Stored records
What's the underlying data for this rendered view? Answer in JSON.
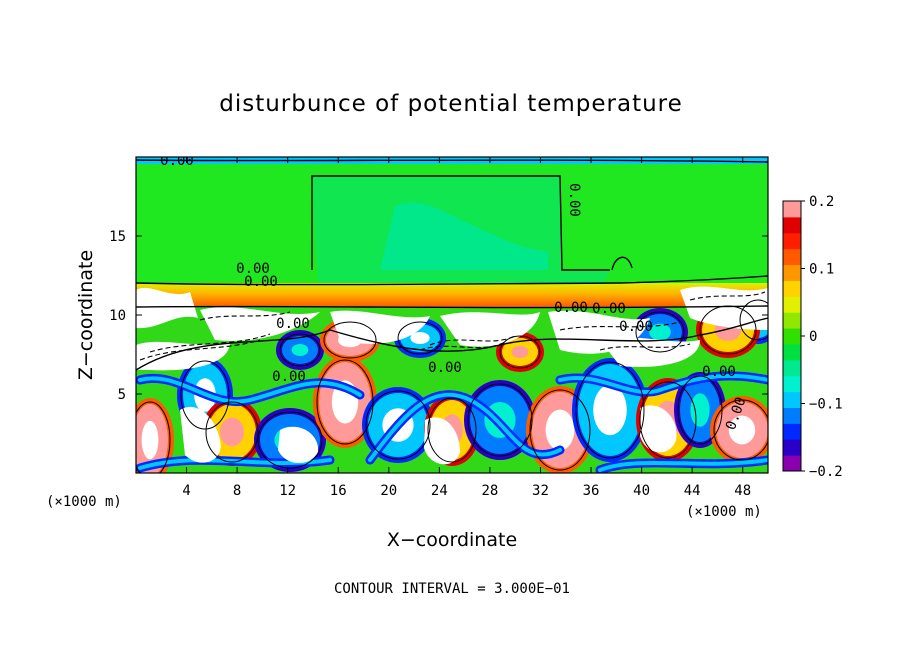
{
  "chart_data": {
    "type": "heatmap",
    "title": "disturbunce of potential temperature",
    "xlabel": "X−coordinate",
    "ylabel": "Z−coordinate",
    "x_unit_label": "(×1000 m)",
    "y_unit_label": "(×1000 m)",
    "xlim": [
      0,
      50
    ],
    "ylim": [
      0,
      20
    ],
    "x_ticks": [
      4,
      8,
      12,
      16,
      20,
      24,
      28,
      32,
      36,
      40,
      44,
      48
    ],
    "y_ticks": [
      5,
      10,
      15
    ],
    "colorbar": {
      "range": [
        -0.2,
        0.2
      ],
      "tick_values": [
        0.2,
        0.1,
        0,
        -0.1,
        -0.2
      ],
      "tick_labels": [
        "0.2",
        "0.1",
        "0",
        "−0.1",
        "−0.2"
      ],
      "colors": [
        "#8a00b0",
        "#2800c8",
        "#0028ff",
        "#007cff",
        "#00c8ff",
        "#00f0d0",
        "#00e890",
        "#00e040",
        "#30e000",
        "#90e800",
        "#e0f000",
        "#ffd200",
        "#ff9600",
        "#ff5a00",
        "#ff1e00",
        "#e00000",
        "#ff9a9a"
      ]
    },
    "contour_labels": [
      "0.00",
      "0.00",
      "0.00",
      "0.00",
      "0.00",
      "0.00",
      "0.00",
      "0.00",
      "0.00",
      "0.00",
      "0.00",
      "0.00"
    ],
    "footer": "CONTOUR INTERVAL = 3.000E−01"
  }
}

### Given task:
Gather all lines of the records that include the word "coordinate".

### Full response:
    "xlabel": "X−coordinate",
    "ylabel": "Z−coordinate",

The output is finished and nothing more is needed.